* PROVIDED MATERIAL:
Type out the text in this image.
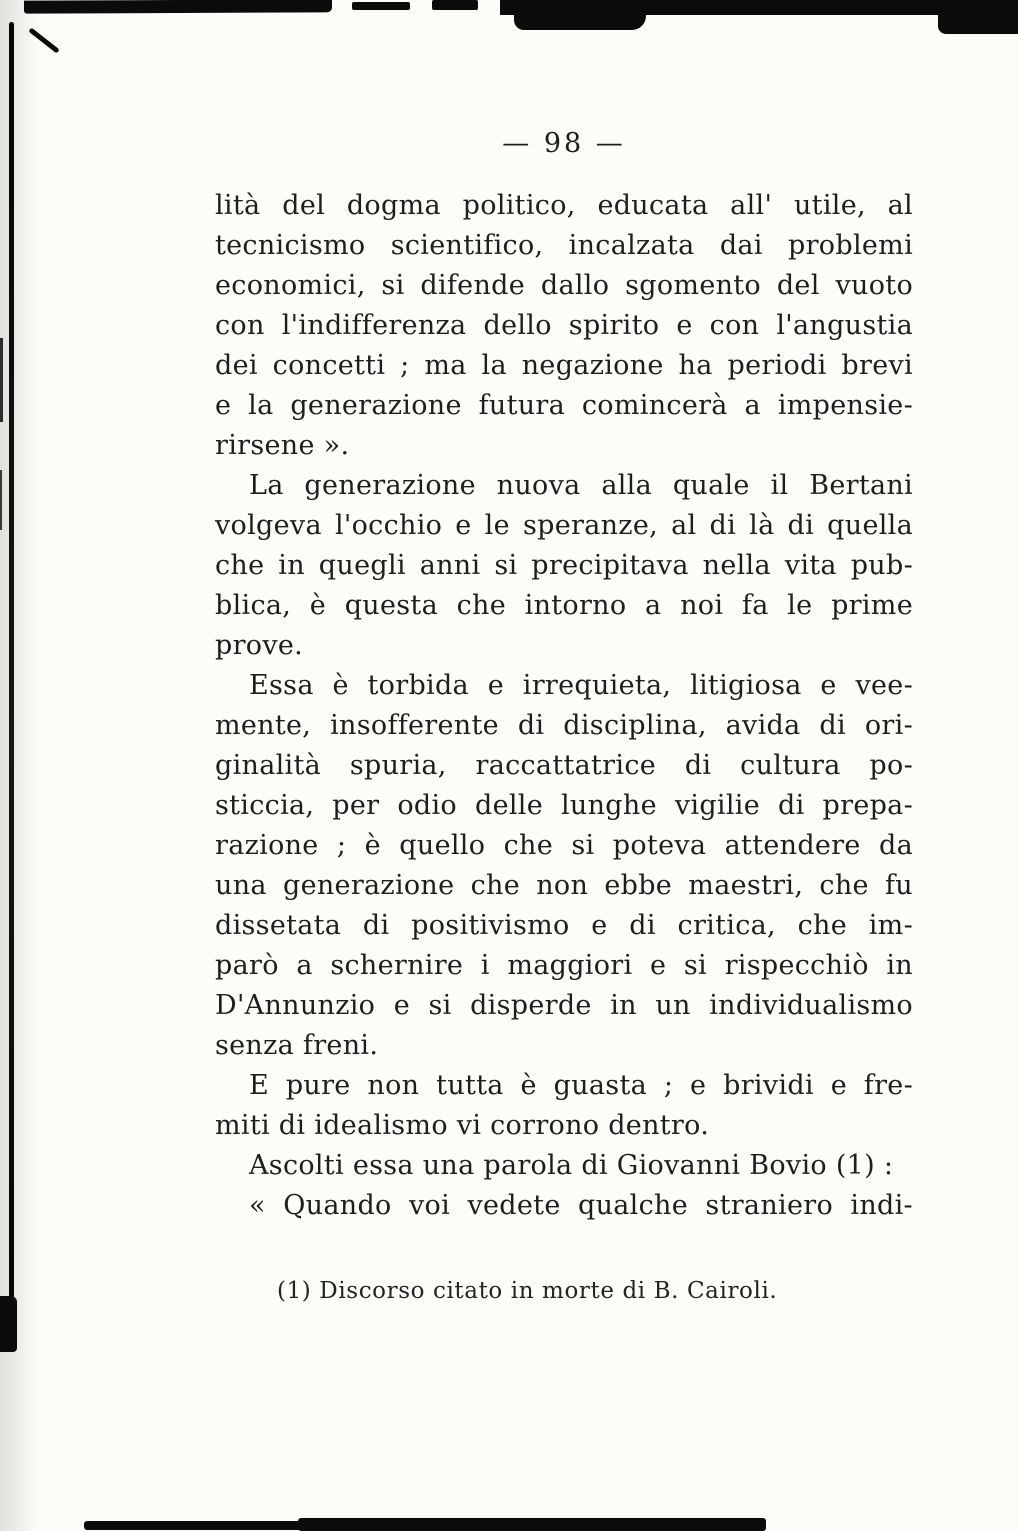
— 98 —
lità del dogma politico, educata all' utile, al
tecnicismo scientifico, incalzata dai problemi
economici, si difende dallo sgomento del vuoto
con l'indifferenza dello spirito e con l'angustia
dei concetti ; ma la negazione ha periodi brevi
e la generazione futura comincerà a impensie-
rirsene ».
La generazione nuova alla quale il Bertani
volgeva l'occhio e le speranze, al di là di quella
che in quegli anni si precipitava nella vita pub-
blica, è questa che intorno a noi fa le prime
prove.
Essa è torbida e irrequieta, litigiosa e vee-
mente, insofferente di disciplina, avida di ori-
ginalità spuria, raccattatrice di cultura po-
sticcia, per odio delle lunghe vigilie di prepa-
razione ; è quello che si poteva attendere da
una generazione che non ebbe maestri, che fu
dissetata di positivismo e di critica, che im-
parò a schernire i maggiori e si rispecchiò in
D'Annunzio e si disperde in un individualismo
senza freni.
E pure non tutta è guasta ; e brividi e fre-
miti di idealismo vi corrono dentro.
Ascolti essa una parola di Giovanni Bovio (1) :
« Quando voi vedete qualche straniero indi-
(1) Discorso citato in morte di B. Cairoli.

* * *

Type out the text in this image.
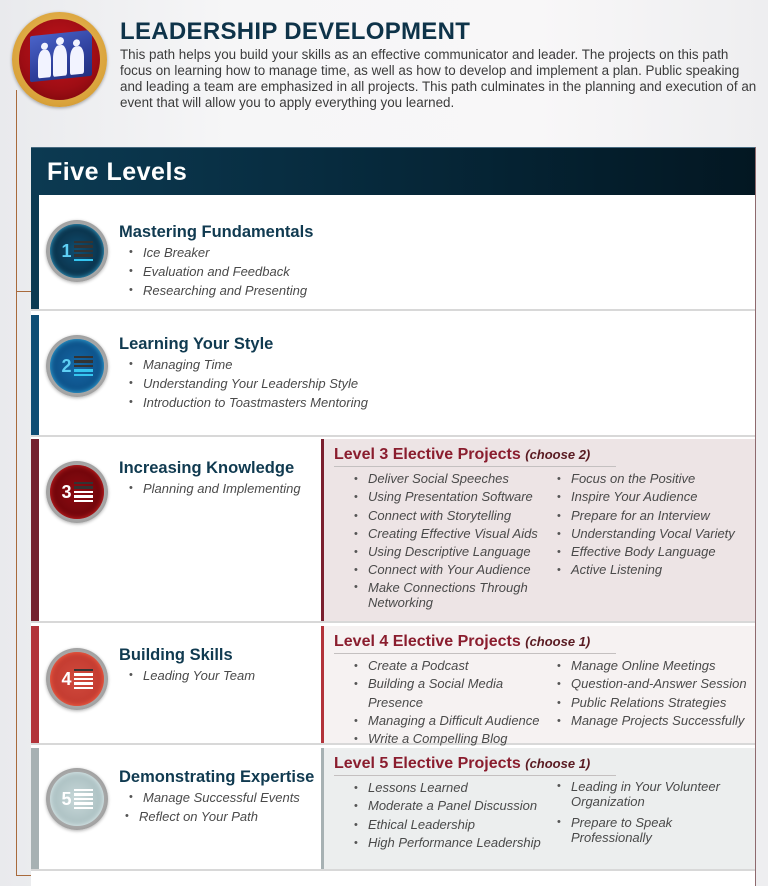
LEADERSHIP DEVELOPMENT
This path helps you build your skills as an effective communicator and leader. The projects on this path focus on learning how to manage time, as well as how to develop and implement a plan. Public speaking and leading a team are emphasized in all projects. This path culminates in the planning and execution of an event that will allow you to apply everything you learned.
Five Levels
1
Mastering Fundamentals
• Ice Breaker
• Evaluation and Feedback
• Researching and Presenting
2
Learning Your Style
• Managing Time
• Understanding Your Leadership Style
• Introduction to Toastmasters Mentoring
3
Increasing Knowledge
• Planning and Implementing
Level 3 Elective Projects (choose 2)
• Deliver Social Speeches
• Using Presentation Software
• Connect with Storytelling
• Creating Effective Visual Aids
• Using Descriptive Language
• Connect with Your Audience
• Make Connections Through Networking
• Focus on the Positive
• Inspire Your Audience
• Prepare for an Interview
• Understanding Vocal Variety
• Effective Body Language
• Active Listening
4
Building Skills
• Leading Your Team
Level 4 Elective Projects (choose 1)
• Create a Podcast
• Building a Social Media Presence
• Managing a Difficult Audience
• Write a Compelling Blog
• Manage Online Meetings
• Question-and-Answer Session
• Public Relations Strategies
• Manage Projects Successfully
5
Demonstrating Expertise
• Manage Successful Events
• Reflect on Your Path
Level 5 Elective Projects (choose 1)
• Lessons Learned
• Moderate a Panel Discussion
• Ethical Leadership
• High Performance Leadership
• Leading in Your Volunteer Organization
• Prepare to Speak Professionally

* DIRECTION:
From the entries above, extract each line containing "Building".

* THE RESPONSE:
Building Skills
• Building a Social Media Presence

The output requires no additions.